━━━━━ Working data

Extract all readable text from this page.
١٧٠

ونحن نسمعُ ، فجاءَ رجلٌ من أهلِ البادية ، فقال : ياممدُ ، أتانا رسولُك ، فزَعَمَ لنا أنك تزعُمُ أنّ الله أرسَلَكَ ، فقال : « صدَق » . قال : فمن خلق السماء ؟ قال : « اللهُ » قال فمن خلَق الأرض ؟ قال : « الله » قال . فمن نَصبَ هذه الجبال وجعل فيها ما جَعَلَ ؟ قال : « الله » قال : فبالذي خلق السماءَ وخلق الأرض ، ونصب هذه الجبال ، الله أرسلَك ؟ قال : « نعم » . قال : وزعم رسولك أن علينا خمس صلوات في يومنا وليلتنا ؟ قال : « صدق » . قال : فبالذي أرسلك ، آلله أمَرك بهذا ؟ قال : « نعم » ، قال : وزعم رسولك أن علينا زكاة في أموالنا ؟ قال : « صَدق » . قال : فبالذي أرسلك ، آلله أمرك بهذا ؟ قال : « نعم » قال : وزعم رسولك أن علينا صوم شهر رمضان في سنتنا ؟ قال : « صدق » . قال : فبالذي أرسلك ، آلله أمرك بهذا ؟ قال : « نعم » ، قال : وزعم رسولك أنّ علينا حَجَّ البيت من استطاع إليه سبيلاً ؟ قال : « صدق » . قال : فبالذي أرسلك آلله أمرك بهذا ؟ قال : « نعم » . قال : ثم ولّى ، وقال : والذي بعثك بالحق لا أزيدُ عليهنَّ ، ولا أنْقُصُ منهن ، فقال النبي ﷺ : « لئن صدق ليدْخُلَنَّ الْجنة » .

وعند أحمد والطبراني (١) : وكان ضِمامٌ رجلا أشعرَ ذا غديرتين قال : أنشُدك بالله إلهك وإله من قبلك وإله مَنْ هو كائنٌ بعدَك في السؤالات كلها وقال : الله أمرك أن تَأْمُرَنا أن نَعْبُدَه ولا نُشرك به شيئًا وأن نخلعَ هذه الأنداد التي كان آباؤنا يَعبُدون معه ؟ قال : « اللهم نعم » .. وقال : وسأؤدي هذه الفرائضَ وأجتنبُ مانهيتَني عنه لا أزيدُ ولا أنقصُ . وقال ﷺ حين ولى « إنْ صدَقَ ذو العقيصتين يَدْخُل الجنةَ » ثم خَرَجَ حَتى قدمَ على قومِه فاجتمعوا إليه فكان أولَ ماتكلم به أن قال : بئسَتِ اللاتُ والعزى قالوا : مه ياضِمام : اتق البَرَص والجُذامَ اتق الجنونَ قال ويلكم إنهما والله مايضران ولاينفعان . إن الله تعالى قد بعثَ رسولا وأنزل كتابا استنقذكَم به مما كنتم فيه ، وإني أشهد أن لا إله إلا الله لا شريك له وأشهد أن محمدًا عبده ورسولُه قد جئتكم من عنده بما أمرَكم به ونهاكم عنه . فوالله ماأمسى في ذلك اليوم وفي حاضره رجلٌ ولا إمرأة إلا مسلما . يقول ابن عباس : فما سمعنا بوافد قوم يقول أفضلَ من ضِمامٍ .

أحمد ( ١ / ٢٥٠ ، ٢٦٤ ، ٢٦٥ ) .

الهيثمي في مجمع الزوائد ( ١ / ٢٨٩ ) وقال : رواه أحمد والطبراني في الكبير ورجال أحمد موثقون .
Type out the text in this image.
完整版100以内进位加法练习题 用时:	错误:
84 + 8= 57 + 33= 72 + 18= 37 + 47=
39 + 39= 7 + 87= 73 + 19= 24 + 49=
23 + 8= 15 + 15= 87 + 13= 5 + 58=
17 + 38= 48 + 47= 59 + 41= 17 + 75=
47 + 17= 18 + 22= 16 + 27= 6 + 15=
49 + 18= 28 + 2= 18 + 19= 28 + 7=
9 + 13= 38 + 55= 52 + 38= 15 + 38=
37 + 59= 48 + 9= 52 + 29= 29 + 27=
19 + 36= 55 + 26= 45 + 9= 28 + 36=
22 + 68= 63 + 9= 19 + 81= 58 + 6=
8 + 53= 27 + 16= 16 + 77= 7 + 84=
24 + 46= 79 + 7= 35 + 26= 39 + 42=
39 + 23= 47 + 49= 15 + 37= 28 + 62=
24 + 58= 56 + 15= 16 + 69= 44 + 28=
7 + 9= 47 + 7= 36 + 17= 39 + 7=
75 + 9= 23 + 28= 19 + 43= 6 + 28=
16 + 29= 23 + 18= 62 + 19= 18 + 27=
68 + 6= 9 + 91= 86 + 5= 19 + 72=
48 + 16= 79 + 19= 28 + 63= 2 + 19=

━━━━━━━━━━

Goal of the exercise
Pull every line containing the word "text" out of the material and copy it.

Task output
Extract all readable text from this page.
Type out the text in this image.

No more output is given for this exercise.